[Problem]
Write out the records that appear below, verbatim and complete, but without pictures.

(Dataset excerpt)
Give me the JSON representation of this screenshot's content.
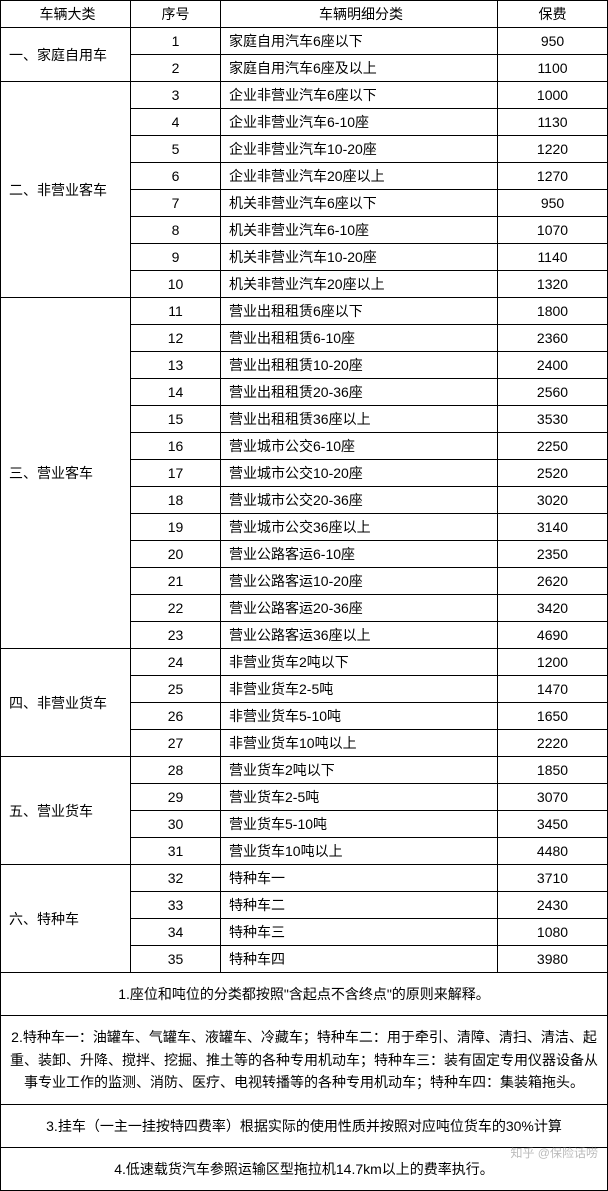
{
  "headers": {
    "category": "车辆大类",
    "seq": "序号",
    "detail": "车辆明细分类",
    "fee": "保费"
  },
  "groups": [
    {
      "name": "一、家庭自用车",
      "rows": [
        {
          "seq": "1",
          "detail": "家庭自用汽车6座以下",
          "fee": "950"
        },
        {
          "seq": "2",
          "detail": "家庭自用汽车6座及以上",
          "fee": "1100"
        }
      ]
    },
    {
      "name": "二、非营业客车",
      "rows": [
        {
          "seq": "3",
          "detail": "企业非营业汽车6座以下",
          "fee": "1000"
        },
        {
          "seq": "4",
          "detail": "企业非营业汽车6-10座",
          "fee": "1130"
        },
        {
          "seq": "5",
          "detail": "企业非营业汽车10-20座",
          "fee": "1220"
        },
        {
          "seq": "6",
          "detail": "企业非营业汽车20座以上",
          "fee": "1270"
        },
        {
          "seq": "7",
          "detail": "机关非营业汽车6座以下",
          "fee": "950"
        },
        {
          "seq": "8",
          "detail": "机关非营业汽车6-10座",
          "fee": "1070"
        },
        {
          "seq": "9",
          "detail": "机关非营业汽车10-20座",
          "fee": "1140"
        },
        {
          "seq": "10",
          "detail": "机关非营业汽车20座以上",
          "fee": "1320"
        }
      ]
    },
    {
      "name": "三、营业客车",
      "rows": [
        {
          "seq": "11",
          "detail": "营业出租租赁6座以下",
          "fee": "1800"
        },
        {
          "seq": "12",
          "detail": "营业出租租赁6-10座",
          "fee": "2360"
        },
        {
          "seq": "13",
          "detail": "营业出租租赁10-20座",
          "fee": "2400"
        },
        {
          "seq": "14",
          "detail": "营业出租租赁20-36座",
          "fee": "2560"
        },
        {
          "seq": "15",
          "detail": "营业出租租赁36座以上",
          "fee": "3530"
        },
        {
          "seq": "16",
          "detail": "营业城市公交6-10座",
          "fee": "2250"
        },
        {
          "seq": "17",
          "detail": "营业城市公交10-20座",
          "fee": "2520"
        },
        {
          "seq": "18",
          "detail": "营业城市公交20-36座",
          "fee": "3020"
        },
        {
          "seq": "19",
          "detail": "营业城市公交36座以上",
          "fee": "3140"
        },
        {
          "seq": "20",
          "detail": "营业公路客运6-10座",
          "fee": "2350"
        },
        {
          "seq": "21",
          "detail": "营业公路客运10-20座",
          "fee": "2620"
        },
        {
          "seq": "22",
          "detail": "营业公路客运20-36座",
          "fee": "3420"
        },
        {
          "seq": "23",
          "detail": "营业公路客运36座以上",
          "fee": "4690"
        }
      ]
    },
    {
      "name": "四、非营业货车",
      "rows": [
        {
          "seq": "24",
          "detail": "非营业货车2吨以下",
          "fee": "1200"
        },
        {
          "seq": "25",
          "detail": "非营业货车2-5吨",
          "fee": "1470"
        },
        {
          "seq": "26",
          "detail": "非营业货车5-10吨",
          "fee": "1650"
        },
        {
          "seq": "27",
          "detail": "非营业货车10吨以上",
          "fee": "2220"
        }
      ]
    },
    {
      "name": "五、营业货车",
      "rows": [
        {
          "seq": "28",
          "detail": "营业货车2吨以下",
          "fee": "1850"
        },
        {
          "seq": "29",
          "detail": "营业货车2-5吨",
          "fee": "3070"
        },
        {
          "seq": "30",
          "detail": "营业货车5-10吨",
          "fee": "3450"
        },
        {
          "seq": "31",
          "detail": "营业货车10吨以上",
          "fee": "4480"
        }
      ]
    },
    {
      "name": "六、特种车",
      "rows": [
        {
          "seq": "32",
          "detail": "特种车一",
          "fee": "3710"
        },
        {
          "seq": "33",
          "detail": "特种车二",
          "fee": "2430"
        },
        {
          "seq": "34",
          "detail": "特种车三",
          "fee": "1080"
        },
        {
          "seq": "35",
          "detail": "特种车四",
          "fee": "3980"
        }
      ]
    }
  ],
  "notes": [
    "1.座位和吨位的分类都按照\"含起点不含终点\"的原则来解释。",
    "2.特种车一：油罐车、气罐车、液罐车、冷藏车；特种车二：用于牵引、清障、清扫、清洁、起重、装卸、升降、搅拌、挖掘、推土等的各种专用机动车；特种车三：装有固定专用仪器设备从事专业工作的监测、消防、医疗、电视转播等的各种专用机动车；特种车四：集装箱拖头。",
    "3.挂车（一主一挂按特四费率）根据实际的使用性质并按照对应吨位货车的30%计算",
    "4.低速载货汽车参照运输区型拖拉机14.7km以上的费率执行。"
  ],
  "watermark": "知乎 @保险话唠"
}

[Result of the exercise]
Give me the JSON representation of this screenshot's content.
{
  "headers": {
    "category": "车辆大类",
    "seq": "序号",
    "detail": "车辆明细分类",
    "fee": "保费"
  },
  "groups": [
    {
      "name": "一、家庭自用车",
      "rows": [
        {
          "seq": "1",
          "detail": "家庭自用汽车6座以下",
          "fee": "950"
        },
        {
          "seq": "2",
          "detail": "家庭自用汽车6座及以上",
          "fee": "1100"
        }
      ]
    },
    {
      "name": "二、非营业客车",
      "rows": [
        {
          "seq": "3",
          "detail": "企业非营业汽车6座以下",
          "fee": "1000"
        },
        {
          "seq": "4",
          "detail": "企业非营业汽车6-10座",
          "fee": "1130"
        },
        {
          "seq": "5",
          "detail": "企业非营业汽车10-20座",
          "fee": "1220"
        },
        {
          "seq": "6",
          "detail": "企业非营业汽车20座以上",
          "fee": "1270"
        },
        {
          "seq": "7",
          "detail": "机关非营业汽车6座以下",
          "fee": "950"
        },
        {
          "seq": "8",
          "detail": "机关非营业汽车6-10座",
          "fee": "1070"
        },
        {
          "seq": "9",
          "detail": "机关非营业汽车10-20座",
          "fee": "1140"
        },
        {
          "seq": "10",
          "detail": "机关非营业汽车20座以上",
          "fee": "1320"
        }
      ]
    },
    {
      "name": "三、营业客车",
      "rows": [
        {
          "seq": "11",
          "detail": "营业出租租赁6座以下",
          "fee": "1800"
        },
        {
          "seq": "12",
          "detail": "营业出租租赁6-10座",
          "fee": "2360"
        },
        {
          "seq": "13",
          "detail": "营业出租租赁10-20座",
          "fee": "2400"
        },
        {
          "seq": "14",
          "detail": "营业出租租赁20-36座",
          "fee": "2560"
        },
        {
          "seq": "15",
          "detail": "营业出租租赁36座以上",
          "fee": "3530"
        },
        {
          "seq": "16",
          "detail": "营业城市公交6-10座",
          "fee": "2250"
        },
        {
          "seq": "17",
          "detail": "营业城市公交10-20座",
          "fee": "2520"
        },
        {
          "seq": "18",
          "detail": "营业城市公交20-36座",
          "fee": "3020"
        },
        {
          "seq": "19",
          "detail": "营业城市公交36座以上",
          "fee": "3140"
        },
        {
          "seq": "20",
          "detail": "营业公路客运6-10座",
          "fee": "2350"
        },
        {
          "seq": "21",
          "detail": "营业公路客运10-20座",
          "fee": "2620"
        },
        {
          "seq": "22",
          "detail": "营业公路客运20-36座",
          "fee": "3420"
        },
        {
          "seq": "23",
          "detail": "营业公路客运36座以上",
          "fee": "4690"
        }
      ]
    },
    {
      "name": "四、非营业货车",
      "rows": [
        {
          "seq": "24",
          "detail": "非营业货车2吨以下",
          "fee": "1200"
        },
        {
          "seq": "25",
          "detail": "非营业货车2-5吨",
          "fee": "1470"
        },
        {
          "seq": "26",
          "detail": "非营业货车5-10吨",
          "fee": "1650"
        },
        {
          "seq": "27",
          "detail": "非营业货车10吨以上",
          "fee": "2220"
        }
      ]
    },
    {
      "name": "五、营业货车",
      "rows": [
        {
          "seq": "28",
          "detail": "营业货车2吨以下",
          "fee": "1850"
        },
        {
          "seq": "29",
          "detail": "营业货车2-5吨",
          "fee": "3070"
        },
        {
          "seq": "30",
          "detail": "营业货车5-10吨",
          "fee": "3450"
        },
        {
          "seq": "31",
          "detail": "营业货车10吨以上",
          "fee": "4480"
        }
      ]
    },
    {
      "name": "六、特种车",
      "rows": [
        {
          "seq": "32",
          "detail": "特种车一",
          "fee": "3710"
        },
        {
          "seq": "33",
          "detail": "特种车二",
          "fee": "2430"
        },
        {
          "seq": "34",
          "detail": "特种车三",
          "fee": "1080"
        },
        {
          "seq": "35",
          "detail": "特种车四",
          "fee": "3980"
        }
      ]
    }
  ],
  "notes": [
    "1.座位和吨位的分类都按照\"含起点不含终点\"的原则来解释。",
    "2.特种车一：油罐车、气罐车、液罐车、冷藏车；特种车二：用于牵引、清障、清扫、清洁、起重、装卸、升降、搅拌、挖掘、推土等的各种专用机动车；特种车三：装有固定专用仪器设备从事专业工作的监测、消防、医疗、电视转播等的各种专用机动车；特种车四：集装箱拖头。",
    "3.挂车（一主一挂按特四费率）根据实际的使用性质并按照对应吨位货车的30%计算",
    "4.低速载货汽车参照运输区型拖拉机14.7km以上的费率执行。"
  ],
  "watermark": "知乎 @保险话唠"
}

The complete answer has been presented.